*Task goal*: All the records that follow need to be reproduced exactly. Omit the images.

*Information supplied*:
* * *

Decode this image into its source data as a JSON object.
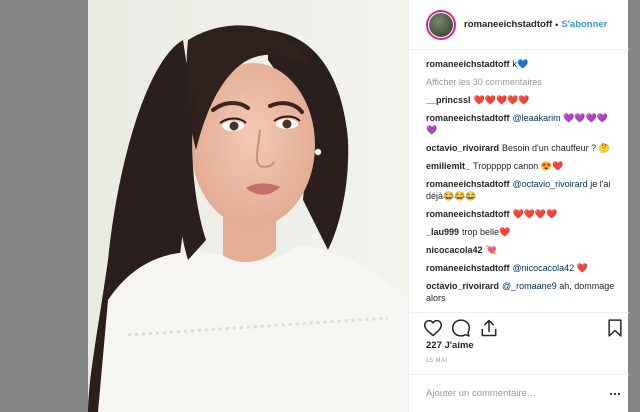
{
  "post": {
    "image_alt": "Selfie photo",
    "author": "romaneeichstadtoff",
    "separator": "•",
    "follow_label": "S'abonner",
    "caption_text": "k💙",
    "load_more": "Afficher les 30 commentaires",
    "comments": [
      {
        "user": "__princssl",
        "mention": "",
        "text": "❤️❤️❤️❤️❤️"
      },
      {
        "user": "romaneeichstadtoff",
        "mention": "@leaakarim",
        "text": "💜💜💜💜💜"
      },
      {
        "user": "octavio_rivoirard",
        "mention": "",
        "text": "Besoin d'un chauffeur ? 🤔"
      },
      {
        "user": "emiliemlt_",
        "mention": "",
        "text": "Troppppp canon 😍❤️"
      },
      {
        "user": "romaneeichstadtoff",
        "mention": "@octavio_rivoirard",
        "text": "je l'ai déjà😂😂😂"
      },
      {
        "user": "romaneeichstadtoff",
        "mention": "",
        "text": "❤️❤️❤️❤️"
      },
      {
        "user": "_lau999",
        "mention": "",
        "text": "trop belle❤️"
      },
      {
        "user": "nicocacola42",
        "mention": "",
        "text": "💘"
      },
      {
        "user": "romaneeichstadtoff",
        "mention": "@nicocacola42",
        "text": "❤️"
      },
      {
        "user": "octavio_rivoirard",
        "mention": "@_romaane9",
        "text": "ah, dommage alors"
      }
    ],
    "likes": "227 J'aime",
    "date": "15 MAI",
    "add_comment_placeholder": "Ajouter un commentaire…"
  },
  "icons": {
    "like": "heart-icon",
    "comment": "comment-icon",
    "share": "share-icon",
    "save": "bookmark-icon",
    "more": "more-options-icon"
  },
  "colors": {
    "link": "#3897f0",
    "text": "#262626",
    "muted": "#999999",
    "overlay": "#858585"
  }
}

* * *

*Exercise response*:
Decode this image into its source data as a JSON object.
{
  "post": {
    "image_alt": "Selfie photo",
    "author": "romaneeichstadtoff",
    "separator": "•",
    "follow_label": "S'abonner",
    "caption_text": "k💙",
    "load_more": "Afficher les 30 commentaires",
    "comments": [
      {
        "user": "__princssl",
        "mention": "",
        "text": "❤️❤️❤️❤️❤️"
      },
      {
        "user": "romaneeichstadtoff",
        "mention": "@leaakarim",
        "text": "💜💜💜💜💜"
      },
      {
        "user": "octavio_rivoirard",
        "mention": "",
        "text": "Besoin d'un chauffeur ? 🤔"
      },
      {
        "user": "emiliemlt_",
        "mention": "",
        "text": "Troppppp canon 😍❤️"
      },
      {
        "user": "romaneeichstadtoff",
        "mention": "@octavio_rivoirard",
        "text": "je l'ai déjà😂😂😂"
      },
      {
        "user": "romaneeichstadtoff",
        "mention": "",
        "text": "❤️❤️❤️❤️"
      },
      {
        "user": "_lau999",
        "mention": "",
        "text": "trop belle❤️"
      },
      {
        "user": "nicocacola42",
        "mention": "",
        "text": "💘"
      },
      {
        "user": "romaneeichstadtoff",
        "mention": "@nicocacola42",
        "text": "❤️"
      },
      {
        "user": "octavio_rivoirard",
        "mention": "@_romaane9",
        "text": "ah, dommage alors"
      }
    ],
    "likes": "227 J'aime",
    "date": "15 MAI",
    "add_comment_placeholder": "Ajouter un commentaire…"
  },
  "icons": {
    "like": "heart-icon",
    "comment": "comment-icon",
    "share": "share-icon",
    "save": "bookmark-icon",
    "more": "more-options-icon"
  },
  "colors": {
    "link": "#3897f0",
    "text": "#262626",
    "muted": "#999999",
    "overlay": "#858585"
  }
}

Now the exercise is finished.